(Items from a figure collection)
● ● ●

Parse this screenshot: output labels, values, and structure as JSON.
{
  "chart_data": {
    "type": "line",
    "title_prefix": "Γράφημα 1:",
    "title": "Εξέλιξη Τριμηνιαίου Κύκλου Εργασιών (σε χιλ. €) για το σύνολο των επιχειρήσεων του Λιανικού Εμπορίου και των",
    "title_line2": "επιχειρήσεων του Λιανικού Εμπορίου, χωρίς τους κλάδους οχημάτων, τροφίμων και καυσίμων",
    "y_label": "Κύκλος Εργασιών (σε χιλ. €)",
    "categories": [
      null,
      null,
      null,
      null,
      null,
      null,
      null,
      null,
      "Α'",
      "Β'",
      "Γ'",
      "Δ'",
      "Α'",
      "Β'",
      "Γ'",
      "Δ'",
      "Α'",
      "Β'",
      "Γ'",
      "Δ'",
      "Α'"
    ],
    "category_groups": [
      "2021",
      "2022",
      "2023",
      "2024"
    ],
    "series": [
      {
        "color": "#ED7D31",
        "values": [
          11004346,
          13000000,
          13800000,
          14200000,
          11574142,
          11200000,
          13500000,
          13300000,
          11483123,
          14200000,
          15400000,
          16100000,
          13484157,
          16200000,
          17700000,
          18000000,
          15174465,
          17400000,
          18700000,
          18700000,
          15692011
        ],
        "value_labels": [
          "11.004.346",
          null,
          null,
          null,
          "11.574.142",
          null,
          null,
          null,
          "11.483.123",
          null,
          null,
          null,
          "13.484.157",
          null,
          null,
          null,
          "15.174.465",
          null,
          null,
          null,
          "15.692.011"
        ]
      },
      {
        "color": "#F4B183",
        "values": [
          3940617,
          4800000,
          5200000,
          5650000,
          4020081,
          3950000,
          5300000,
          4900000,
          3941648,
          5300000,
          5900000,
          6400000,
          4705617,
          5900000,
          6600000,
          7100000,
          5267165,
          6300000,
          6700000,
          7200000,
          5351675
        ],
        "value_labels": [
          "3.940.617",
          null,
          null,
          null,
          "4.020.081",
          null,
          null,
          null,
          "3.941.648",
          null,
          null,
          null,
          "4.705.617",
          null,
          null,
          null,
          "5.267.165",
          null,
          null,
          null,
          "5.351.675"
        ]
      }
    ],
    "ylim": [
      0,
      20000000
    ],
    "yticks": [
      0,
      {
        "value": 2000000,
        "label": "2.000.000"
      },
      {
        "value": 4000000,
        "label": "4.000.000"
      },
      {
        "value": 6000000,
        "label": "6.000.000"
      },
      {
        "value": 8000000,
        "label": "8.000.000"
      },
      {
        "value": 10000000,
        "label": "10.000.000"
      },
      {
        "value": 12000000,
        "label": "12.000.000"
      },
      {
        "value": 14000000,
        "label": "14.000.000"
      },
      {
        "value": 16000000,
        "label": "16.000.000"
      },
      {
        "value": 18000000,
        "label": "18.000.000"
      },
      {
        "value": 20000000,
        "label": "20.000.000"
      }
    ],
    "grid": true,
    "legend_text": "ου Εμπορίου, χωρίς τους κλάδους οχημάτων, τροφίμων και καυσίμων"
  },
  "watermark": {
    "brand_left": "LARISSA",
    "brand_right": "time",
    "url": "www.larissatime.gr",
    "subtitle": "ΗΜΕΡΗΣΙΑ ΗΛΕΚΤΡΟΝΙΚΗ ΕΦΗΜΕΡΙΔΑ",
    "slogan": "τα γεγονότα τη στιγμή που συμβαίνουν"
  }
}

● ● ●

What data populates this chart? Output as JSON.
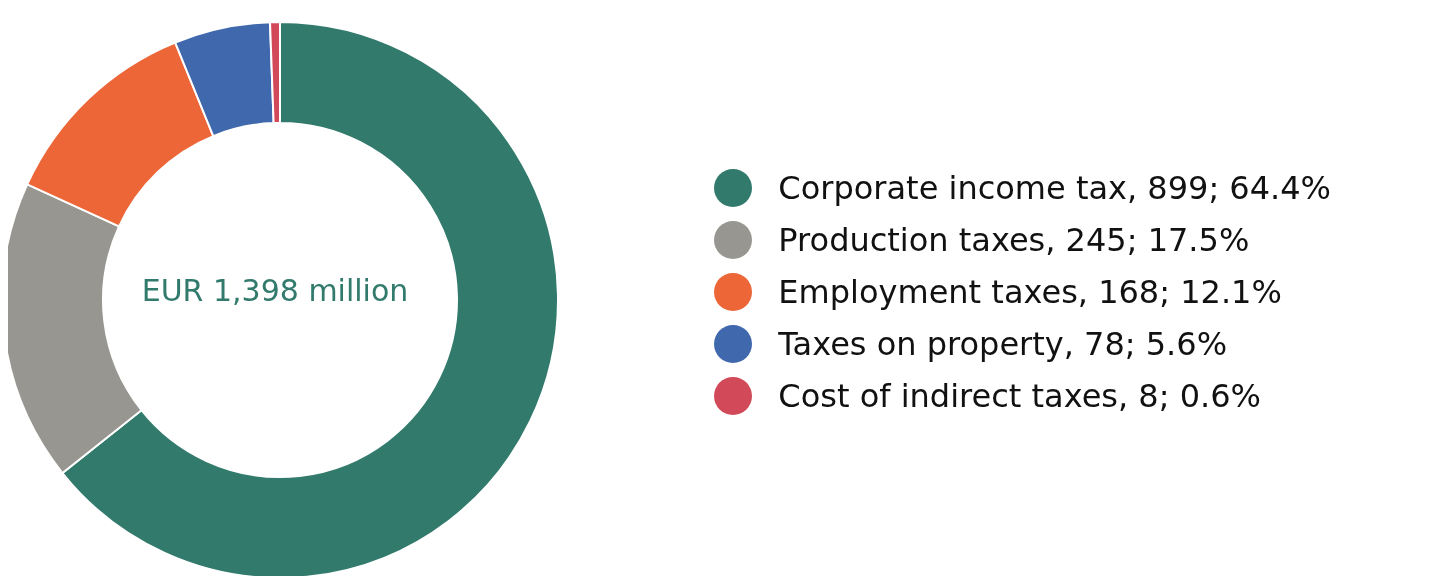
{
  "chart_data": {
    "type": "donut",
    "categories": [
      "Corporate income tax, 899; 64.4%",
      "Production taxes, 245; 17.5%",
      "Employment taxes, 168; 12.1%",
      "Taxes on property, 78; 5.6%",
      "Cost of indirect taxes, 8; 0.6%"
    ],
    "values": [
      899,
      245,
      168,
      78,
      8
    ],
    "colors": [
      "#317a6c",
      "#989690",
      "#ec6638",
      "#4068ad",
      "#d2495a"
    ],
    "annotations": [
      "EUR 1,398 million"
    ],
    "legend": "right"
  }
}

● ● ●

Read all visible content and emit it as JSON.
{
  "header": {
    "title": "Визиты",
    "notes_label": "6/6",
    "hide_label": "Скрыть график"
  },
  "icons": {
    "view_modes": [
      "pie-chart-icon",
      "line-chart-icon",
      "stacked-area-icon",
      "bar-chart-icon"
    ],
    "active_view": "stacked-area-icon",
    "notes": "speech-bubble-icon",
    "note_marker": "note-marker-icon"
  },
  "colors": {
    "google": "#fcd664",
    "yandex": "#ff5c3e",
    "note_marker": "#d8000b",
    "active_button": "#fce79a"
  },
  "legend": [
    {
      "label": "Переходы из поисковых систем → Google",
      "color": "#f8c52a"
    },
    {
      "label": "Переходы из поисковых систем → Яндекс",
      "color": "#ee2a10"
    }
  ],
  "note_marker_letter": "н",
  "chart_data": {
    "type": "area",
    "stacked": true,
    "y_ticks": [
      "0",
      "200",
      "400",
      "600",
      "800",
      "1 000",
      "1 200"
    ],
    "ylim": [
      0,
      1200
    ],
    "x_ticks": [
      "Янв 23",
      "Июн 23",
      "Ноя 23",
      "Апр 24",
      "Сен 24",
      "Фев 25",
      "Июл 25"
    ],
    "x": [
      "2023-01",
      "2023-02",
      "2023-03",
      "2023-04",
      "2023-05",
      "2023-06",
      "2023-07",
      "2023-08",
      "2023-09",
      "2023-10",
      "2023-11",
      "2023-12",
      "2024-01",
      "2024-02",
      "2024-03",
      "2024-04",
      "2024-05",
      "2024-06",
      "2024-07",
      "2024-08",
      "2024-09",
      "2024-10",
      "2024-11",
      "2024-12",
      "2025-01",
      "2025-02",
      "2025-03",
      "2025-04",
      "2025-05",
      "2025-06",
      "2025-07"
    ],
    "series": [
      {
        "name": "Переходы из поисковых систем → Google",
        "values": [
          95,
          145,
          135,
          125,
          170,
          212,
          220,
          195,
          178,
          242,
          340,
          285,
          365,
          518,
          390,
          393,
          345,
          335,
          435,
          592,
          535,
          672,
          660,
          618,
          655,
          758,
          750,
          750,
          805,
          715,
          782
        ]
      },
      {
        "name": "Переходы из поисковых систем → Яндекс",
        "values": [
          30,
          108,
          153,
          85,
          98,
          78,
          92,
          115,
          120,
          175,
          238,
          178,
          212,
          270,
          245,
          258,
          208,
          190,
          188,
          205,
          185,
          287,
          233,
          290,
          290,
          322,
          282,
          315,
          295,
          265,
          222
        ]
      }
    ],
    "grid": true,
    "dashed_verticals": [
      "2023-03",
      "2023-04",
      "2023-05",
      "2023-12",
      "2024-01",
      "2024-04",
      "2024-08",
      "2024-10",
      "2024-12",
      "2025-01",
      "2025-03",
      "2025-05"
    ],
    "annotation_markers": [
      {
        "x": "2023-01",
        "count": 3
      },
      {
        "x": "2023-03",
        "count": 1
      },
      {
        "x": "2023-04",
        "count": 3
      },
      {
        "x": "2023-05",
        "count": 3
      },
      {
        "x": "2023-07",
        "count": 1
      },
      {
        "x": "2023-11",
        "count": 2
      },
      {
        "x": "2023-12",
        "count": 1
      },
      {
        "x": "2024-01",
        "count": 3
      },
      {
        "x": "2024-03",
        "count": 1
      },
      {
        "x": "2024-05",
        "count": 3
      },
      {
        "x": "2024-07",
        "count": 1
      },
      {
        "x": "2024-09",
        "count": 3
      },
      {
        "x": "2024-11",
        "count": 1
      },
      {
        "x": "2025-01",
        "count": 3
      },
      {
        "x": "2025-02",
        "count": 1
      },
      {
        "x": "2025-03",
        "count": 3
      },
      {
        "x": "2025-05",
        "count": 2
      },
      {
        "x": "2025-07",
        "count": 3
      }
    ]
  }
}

● ● ●

■ TASK DETAILS
Look through the entries and return every line where "επιχειρήσεων" appears.

■ RESULT OF THIS TASK
    "title": "Εξέλιξη Τριμηνιαίου Κύκλου Εργασιών (σε χιλ. €) για το σύνολο των επιχειρήσεων του Λιανικού Εμπορίου και των",
    "title_line2": "επιχειρήσεων του Λιανικού Εμπορίου, χωρίς τους κλάδους οχημάτων, τροφίμων και καυσίμων",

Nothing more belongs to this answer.